━━━━━ Entries supplied ━━━━━

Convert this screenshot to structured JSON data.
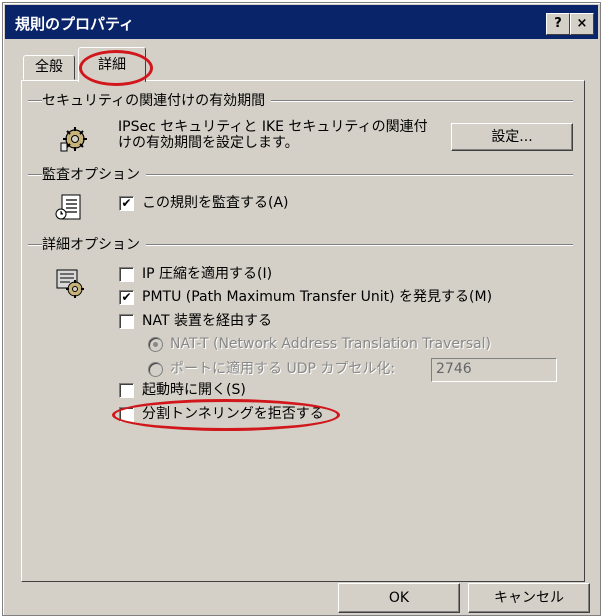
{
  "window": {
    "title": "規則のプロパティ",
    "help_label": "?",
    "close_label": "×"
  },
  "tabs": [
    {
      "label": "全般",
      "selected": false
    },
    {
      "label": "詳細",
      "selected": true
    }
  ],
  "sections": {
    "ike": {
      "title": "セキュリティの関連付けの有効期間",
      "description_line1": "IPSec セキュリティと IKE セキュリティの関連付",
      "description_line2": "けの有効期間を設定します。",
      "settings_button": "設定..."
    },
    "audit": {
      "title": "監査オプション",
      "audit_checkbox": {
        "label": "この規則を監査する(A)",
        "checked": true
      }
    },
    "advanced": {
      "title": "詳細オプション",
      "ip_compression": {
        "label": "IP 圧縮を適用する(I)",
        "checked": false
      },
      "pmtu": {
        "label": "PMTU (Path Maximum Transfer Unit) を発見する(M)",
        "checked": true
      },
      "nat": {
        "label": "NAT 装置を経由する",
        "checked": false
      },
      "nat_t_radio": {
        "label": "NAT-T (Network Address Translation Traversal)",
        "selected": true,
        "enabled": false
      },
      "udp_radio": {
        "label": "ポートに適用する UDP カプセル化:",
        "selected": false,
        "enabled": false
      },
      "udp_port": "2746",
      "startup": {
        "label": "起動時に開く(S)",
        "checked": false
      },
      "split_tunnel": {
        "label": "分割トンネリングを拒否する",
        "checked": false
      }
    }
  },
  "footer": {
    "ok_label": "OK",
    "cancel_label": "キャンセル"
  },
  "annotation_color": "#d1171b"
}
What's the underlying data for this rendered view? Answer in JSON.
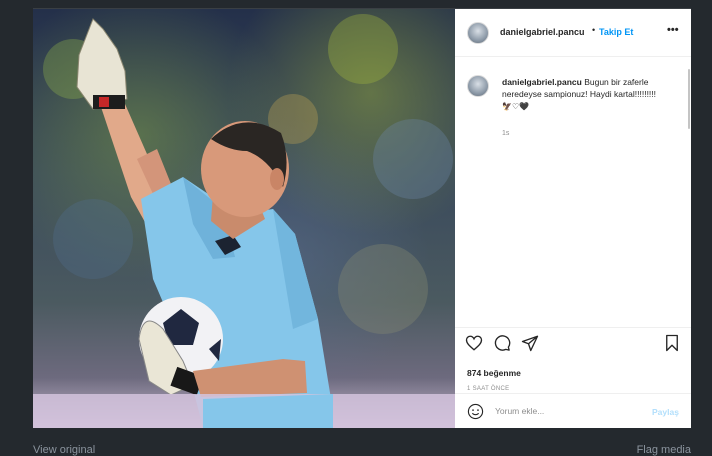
{
  "post": {
    "username": "danielgabriel.pancu",
    "separator": "•",
    "follow_label": "Takip Et",
    "more_label": "•••",
    "caption_user": "danielgabriel.pancu",
    "caption_text": "Bugun bir zaferle neredeyse sampionuz! Haydi kartal!!!!!!!!!",
    "caption_emojis": "🦅♡🖤",
    "comment_age": "1s",
    "likes": "874 beğenme",
    "posted_time": "1 SAAT ÖNCE",
    "comment_placeholder": "Yorum ekle...",
    "post_button": "Paylaş"
  },
  "footer": {
    "view_original": "View original",
    "flag_media": "Flag media"
  },
  "icons": {
    "like": "heart-icon",
    "comment": "comment-icon",
    "share": "paper-plane-icon",
    "save": "bookmark-icon",
    "emoji": "smiley-icon"
  },
  "colors": {
    "accent": "#0095f6",
    "post_button_disabled": "#b2dffc",
    "page_background": "#24292e"
  }
}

━━━━━

* What the task requires
Report every line containing the word "danielgabriel" from the listing above.

* Response below
    "username": "danielgabriel.pancu",
    "caption_user": "danielgabriel.pancu",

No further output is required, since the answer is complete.